Directions: Locate the lines that hold the string "munt". Copy every such line.

Extracted data entries:

..............................

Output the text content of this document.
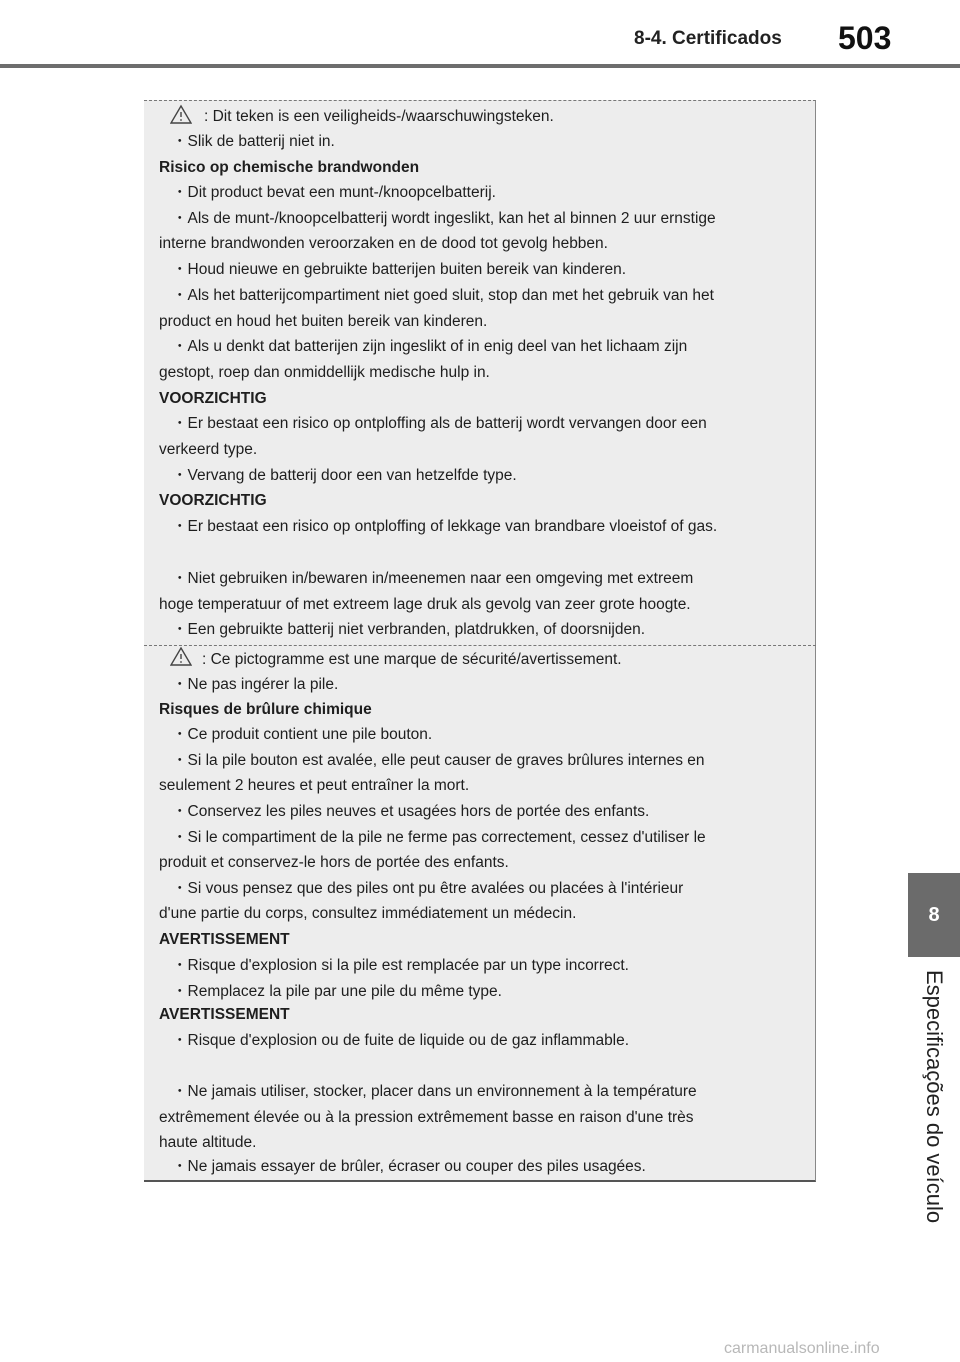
8-4. Certificados 503
8
Especificações do veículo
: Dit teken is een veiligheids-/waarschuwingsteken.
・Slik de batterij niet in.
Risico op chemische brandwonden
・Dit product bevat een munt-/knoopcelbatterij.
・Als de munt-/knoopcelbatterij wordt ingeslikt, kan het al binnen 2 uur ernstige
interne brandwonden veroorzaken en de dood tot gevolg hebben.
・Houd nieuwe en gebruikte batterijen buiten bereik van kinderen.
・Als het batterijcompartiment niet goed sluit, stop dan met het gebruik van het
product en houd het buiten bereik van kinderen.
・Als u denkt dat batterijen zijn ingeslikt of in enig deel van het lichaam zijn
gestopt, roep dan onmiddellijk medische hulp in.
VOORZICHTIG
・Er bestaat een risico op ontploffing als de batterij wordt vervangen door een
verkeerd type.
・Vervang de batterij door een van hetzelfde type.
VOORZICHTIG
・Er bestaat een risico op ontploffing of lekkage van brandbare vloeistof of gas.
・Niet gebruiken in/bewaren in/meenemen naar een omgeving met extreem
hoge temperatuur of met extreem lage druk als gevolg van zeer grote hoogte.
・Een gebruikte batterij niet verbranden, platdrukken, of doorsnijden.
: Ce pictogramme est une marque de sécurité/avertissement.
・Ne pas ingérer la pile.
Risques de brûlure chimique
・Ce produit contient une pile bouton.
・Si la pile bouton est avalée, elle peut causer de graves brûlures internes en
seulement 2 heures et peut entraîner la mort.
・Conservez les piles neuves et usagées hors de portée des enfants.
・Si le compartiment de la pile ne ferme pas correctement, cessez d'utiliser le
produit et conservez-le hors de portée des enfants.
・Si vous pensez que des piles ont pu être avalées ou placées à l'intérieur
d'une partie du corps, consultez immédiatement un médecin.
AVERTISSEMENT
・Risque d'explosion si la pile est remplacée par un type incorrect.
・Remplacez la pile par une pile du même type.
AVERTISSEMENT
・Risque d'explosion ou de fuite de liquide ou de gaz inflammable.
・Ne jamais utiliser, stocker, placer dans un environnement à la température
extrêmement élevée ou à la pression extrêmement basse en raison d'une très
haute altitude.
・Ne jamais essayer de brûler, écraser ou couper des piles usagées.
carmanualsonline.info
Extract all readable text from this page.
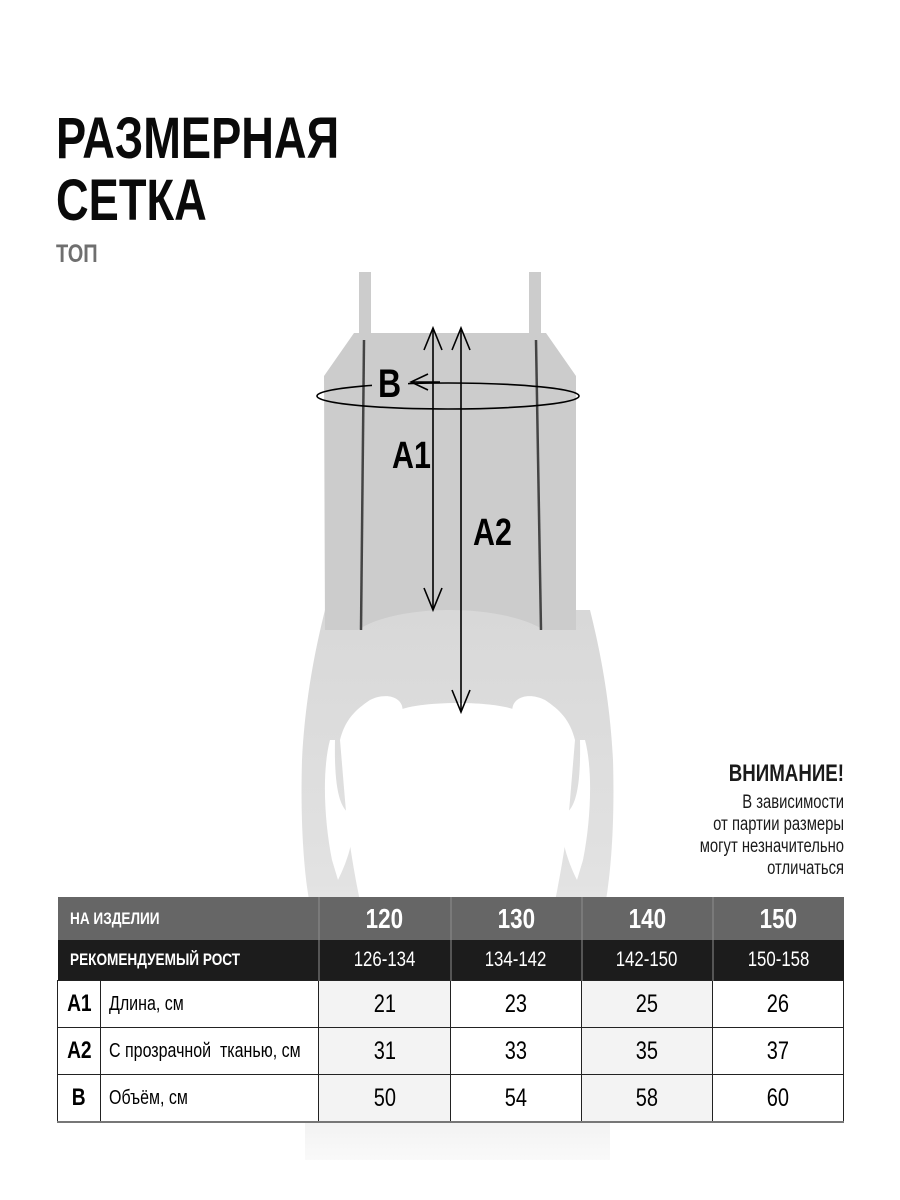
РАЗМЕРНАЯ
СЕТКА
ТОП
B
A1
A2
ВНИМАНИЕ!
В зависимости
от партии размеры
могут незначительно
отличаться
НА ИЗДЕЛИИ		120	130	140	150
РЕКОМЕНДУЕМЫЙ РОСТ		126-134	134-142	142-150	150-158
A1	Длина, см	21	23	25	26
A2	С прозрачной  тканью, см	31	33	35	37
B	Объём, см	50	54	58	60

..............................

Final result:
・Dit product bevat een munt-/knoopcelbatterij.
・Als de munt-/knoopcelbatterij wordt ingeslikt, kan het al binnen 2 uur ernstige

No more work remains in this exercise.